* Job
Output the material beneath exactly, leaving nothing out.

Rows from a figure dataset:
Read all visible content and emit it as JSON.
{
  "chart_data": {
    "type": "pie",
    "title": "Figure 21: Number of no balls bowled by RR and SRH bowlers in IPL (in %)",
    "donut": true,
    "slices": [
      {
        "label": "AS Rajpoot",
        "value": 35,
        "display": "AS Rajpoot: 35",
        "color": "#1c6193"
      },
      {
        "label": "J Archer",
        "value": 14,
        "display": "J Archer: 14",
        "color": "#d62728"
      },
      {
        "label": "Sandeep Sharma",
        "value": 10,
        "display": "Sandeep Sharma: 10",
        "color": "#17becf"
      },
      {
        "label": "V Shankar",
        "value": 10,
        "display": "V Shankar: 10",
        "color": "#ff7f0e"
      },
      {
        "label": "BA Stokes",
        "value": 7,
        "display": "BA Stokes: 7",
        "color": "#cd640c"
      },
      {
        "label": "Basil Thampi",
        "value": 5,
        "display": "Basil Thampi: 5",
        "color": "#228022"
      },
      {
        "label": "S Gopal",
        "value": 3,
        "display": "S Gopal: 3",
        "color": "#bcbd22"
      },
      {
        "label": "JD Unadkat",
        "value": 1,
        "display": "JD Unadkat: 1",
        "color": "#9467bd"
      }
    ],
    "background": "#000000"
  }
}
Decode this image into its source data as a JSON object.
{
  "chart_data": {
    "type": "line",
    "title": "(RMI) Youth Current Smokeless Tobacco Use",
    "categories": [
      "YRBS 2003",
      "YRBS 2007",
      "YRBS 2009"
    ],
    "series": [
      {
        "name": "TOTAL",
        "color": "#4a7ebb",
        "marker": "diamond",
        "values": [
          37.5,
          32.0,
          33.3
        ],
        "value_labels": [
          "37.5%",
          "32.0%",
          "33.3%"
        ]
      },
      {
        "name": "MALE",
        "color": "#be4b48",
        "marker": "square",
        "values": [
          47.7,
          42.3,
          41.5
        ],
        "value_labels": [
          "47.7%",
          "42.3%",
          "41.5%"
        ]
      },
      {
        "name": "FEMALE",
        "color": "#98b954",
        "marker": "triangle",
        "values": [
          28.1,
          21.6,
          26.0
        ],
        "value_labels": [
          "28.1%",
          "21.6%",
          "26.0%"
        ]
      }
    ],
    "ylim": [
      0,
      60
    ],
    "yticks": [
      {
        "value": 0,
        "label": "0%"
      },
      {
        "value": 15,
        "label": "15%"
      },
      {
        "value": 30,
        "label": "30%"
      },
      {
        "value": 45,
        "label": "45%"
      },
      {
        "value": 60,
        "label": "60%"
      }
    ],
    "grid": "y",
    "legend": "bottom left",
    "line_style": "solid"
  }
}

* Solved problem
Read all visible content and emit it as JSON.
{
  "chart_data": {
    "type": "pie",
    "title": "Figure 21: Number of no balls bowled by RR and SRH bowlers in IPL (in %)",
    "donut": true,
    "slices": [
      {
        "label": "AS Rajpoot",
        "value": 35,
        "display": "AS Rajpoot: 35",
        "color": "#1c6193"
      },
      {
        "label": "J Archer",
        "value": 14,
        "display": "J Archer: 14",
        "color": "#d62728"
      },
      {
        "label": "Sandeep Sharma",
        "value": 10,
        "display": "Sandeep Sharma: 10",
        "color": "#17becf"
      },
      {
        "label": "V Shankar",
        "value": 10,
        "display": "V Shankar: 10",
        "color": "#ff7f0e"
      },
      {
        "label": "BA Stokes",
        "value": 7,
        "display": "BA Stokes: 7",
        "color": "#cd640c"
      },
      {
        "label": "Basil Thampi",
        "value": 5,
        "display": "Basil Thampi: 5",
        "color": "#228022"
      },
      {
        "label": "S Gopal",
        "value": 3,
        "display": "S Gopal: 3",
        "color": "#bcbd22"
      },
      {
        "label": "JD Unadkat",
        "value": 1,
        "display": "JD Unadkat: 1",
        "color": "#9467bd"
      }
    ],
    "background": "#000000"
  }
}
Decode this image into its source data as a JSON object.
{
  "chart_data": {
    "type": "line",
    "title": "(RMI) Youth Current Smokeless Tobacco Use",
    "categories": [
      "YRBS 2003",
      "YRBS 2007",
      "YRBS 2009"
    ],
    "series": [
      {
        "name": "TOTAL",
        "color": "#4a7ebb",
        "marker": "diamond",
        "values": [
          37.5,
          32.0,
          33.3
        ],
        "value_labels": [
          "37.5%",
          "32.0%",
          "33.3%"
        ]
      },
      {
        "name": "MALE",
        "color": "#be4b48",
        "marker": "square",
        "values": [
          47.7,
          42.3,
          41.5
        ],
        "value_labels": [
          "47.7%",
          "42.3%",
          "41.5%"
        ]
      },
      {
        "name": "FEMALE",
        "color": "#98b954",
        "marker": "triangle",
        "values": [
          28.1,
          21.6,
          26.0
        ],
        "value_labels": [
          "28.1%",
          "21.6%",
          "26.0%"
        ]
      }
    ],
    "ylim": [
      0,
      60
    ],
    "yticks": [
      {
        "value": 0,
        "label": "0%"
      },
      {
        "value": 15,
        "label": "15%"
      },
      {
        "value": 30,
        "label": "30%"
      },
      {
        "value": 45,
        "label": "45%"
      },
      {
        "value": 60,
        "label": "60%"
      }
    ],
    "grid": "y",
    "legend": "bottom left",
    "line_style": "solid"
  }
}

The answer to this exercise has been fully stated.